═════ MATERIAL PROVIDED ═════

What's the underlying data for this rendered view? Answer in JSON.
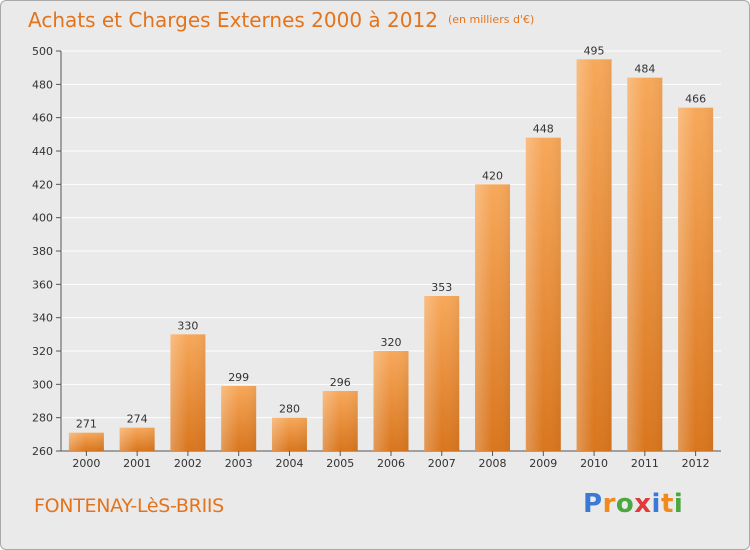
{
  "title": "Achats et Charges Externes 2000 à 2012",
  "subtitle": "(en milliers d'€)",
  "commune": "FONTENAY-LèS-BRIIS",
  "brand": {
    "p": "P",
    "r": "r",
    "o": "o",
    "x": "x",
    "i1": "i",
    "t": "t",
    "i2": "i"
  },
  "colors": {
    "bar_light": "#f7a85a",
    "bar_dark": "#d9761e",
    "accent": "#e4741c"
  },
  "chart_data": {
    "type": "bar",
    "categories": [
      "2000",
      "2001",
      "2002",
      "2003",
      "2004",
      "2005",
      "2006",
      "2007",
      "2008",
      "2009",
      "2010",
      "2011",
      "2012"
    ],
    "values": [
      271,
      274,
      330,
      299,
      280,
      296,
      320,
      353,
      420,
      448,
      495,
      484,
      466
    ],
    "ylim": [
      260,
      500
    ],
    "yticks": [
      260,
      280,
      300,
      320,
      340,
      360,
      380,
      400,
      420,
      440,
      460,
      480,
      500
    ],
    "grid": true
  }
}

═════
═════ MATERIAL PROVIDED ═════

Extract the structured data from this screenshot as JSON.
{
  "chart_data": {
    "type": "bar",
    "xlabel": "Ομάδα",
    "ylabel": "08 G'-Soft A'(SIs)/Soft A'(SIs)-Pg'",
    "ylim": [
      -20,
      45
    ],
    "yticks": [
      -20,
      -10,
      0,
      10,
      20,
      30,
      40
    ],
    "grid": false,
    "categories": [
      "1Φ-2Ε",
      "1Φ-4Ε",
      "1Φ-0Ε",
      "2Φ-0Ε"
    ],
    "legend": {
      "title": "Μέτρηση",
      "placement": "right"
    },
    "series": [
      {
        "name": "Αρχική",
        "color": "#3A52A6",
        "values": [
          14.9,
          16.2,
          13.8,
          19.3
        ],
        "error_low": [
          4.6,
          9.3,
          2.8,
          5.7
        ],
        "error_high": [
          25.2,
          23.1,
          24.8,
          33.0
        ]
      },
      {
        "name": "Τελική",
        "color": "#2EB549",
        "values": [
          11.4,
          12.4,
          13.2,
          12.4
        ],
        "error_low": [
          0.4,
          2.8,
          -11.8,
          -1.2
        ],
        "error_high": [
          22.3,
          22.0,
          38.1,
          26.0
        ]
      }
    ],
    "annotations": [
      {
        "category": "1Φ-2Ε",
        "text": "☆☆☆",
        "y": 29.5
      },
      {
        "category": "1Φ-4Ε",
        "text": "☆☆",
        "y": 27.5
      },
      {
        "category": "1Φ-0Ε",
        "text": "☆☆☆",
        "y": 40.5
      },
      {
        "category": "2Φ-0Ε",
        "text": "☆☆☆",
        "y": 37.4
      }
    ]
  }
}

═════
═════ MATERIAL PROVIDED ═════

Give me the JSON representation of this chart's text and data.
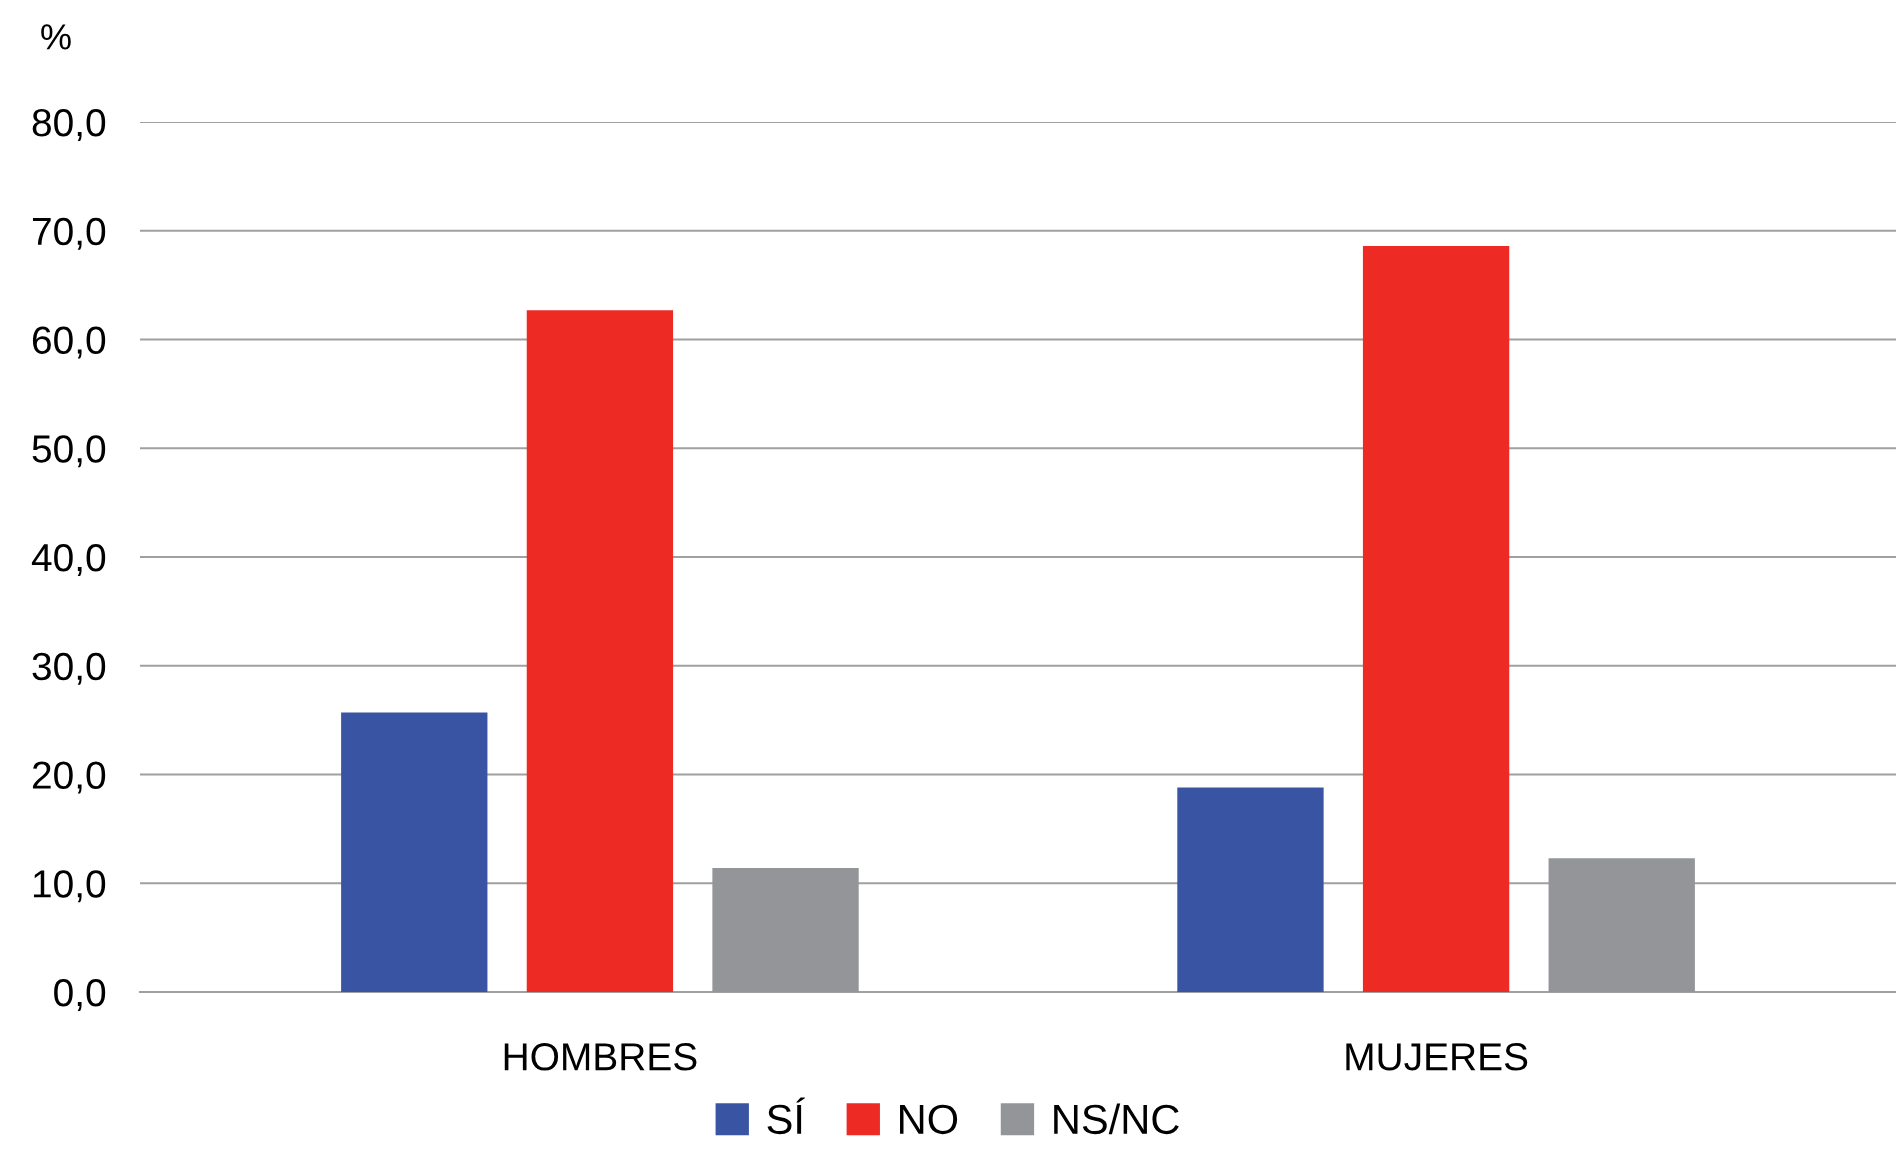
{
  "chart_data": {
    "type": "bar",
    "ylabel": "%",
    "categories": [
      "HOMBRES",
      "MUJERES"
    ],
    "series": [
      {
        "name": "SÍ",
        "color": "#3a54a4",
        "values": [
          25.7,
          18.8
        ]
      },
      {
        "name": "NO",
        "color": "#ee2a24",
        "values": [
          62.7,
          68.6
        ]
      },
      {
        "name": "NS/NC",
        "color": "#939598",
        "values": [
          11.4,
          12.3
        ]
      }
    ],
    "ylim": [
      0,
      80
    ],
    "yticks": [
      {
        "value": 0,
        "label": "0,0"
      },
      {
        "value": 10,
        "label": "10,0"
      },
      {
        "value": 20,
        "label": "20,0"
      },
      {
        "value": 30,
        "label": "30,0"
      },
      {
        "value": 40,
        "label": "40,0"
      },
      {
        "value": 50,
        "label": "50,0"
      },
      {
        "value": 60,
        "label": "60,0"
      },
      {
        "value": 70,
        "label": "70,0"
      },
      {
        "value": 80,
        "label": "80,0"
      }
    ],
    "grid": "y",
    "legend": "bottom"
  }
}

═════

**JOB:**
Read the data above and count the lines that include "this". Answer only with the count.

**ANSWER TO THE EXERCISE:**
3